## BEGIN AVAILABLE RECORDS
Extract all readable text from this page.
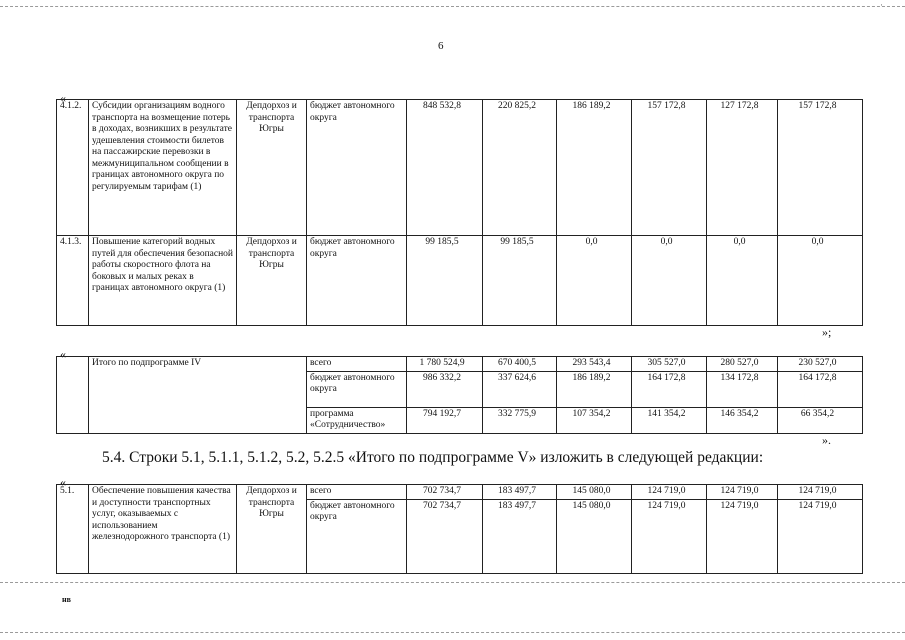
·
6
«
4.1.2.	Субсидии организациям водного транспорта на возмещение потерь в доходах, возникших в результате удешевления стоимости билетов на пассажирские перевозки в межмуниципальном сообщении в границах автономного округа по регулируемым тарифам (1)	Депдорхоз и транспорта Югры	бюджет автономного округа	848 532,8	220 825,2	186 189,2	157 172,8	127 172,8	157 172,8
4.1.3.	Повышение категорий водных путей для обеспечения безопасной работы скоростного флота на боковых и малых реках в границах автономного округа (1)	Депдорхоз и транспорта Югры	бюджет автономного округа	99 185,5	99 185,5	0,0	0,0	0,0	0,0
»;
«
	Итого по подпрограмме IV	всего	1 780 524,9	670 400,5	293 543,4	305 527,0	280 527,0	230 527,0
		бюджет автономного округа	986 332,2	337 624,6	186 189,2	164 172,8	134 172,8	164 172,8
		программа «Сотрудничество»	794 192,7	332 775,9	107 354,2	141 354,2	146 354,2	66 354,2
».
5.4. Строки 5.1, 5.1.1, 5.1.2, 5.2, 5.2.5 «Итого по подпрограмме V» изложить в следующей редакции:
«
5.1.	Обеспечение повышения качества и доступности транспортных услуг, оказываемых с использованием железнодорожного транспорта (1)	Депдорхоз и транспорта Югры	всего	702 734,7	183 497,7	145 080,0	124 719,0	124 719,0	124 719,0
			бюджет автономного округа	702 734,7	183 497,7	145 080,0	124 719,0	124 719,0	124 719,0
нв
## END AVAILABLE RECORDS
WRITTEN EXERCISE: Omit the images and transcribe all of the records above word for word.

REPLY TO THE EXERCISE:
Extract all readable text from this page.
·
6
«
4.1.2.	Субсидии организациям водного транспорта на возмещение потерь в доходах, возникших в результате удешевления стоимости билетов на пассажирские перевозки в межмуниципальном сообщении в границах автономного округа по регулируемым тарифам (1)	Депдорхоз и транспорта Югры	бюджет автономного округа	848 532,8	220 825,2	186 189,2	157 172,8	127 172,8	157 172,8
4.1.3.	Повышение категорий водных путей для обеспечения безопасной работы скоростного флота на боковых и малых реках в границах автономного округа (1)	Депдорхоз и транспорта Югры	бюджет автономного округа	99 185,5	99 185,5	0,0	0,0	0,0	0,0
»;
«
	Итого по подпрограмме IV	всего	1 780 524,9	670 400,5	293 543,4	305 527,0	280 527,0	230 527,0
		бюджет автономного округа	986 332,2	337 624,6	186 189,2	164 172,8	134 172,8	164 172,8
		программа «Сотрудничество»	794 192,7	332 775,9	107 354,2	141 354,2	146 354,2	66 354,2
».
5.4. Строки 5.1, 5.1.1, 5.1.2, 5.2, 5.2.5 «Итого по подпрограмме V» изложить в следующей редакции:
«
5.1.	Обеспечение повышения качества и доступности транспортных услуг, оказываемых с использованием железнодорожного транспорта (1)	Депдорхоз и транспорта Югры	всего	702 734,7	183 497,7	145 080,0	124 719,0	124 719,0	124 719,0
			бюджет автономного округа	702 734,7	183 497,7	145 080,0	124 719,0	124 719,0	124 719,0
нв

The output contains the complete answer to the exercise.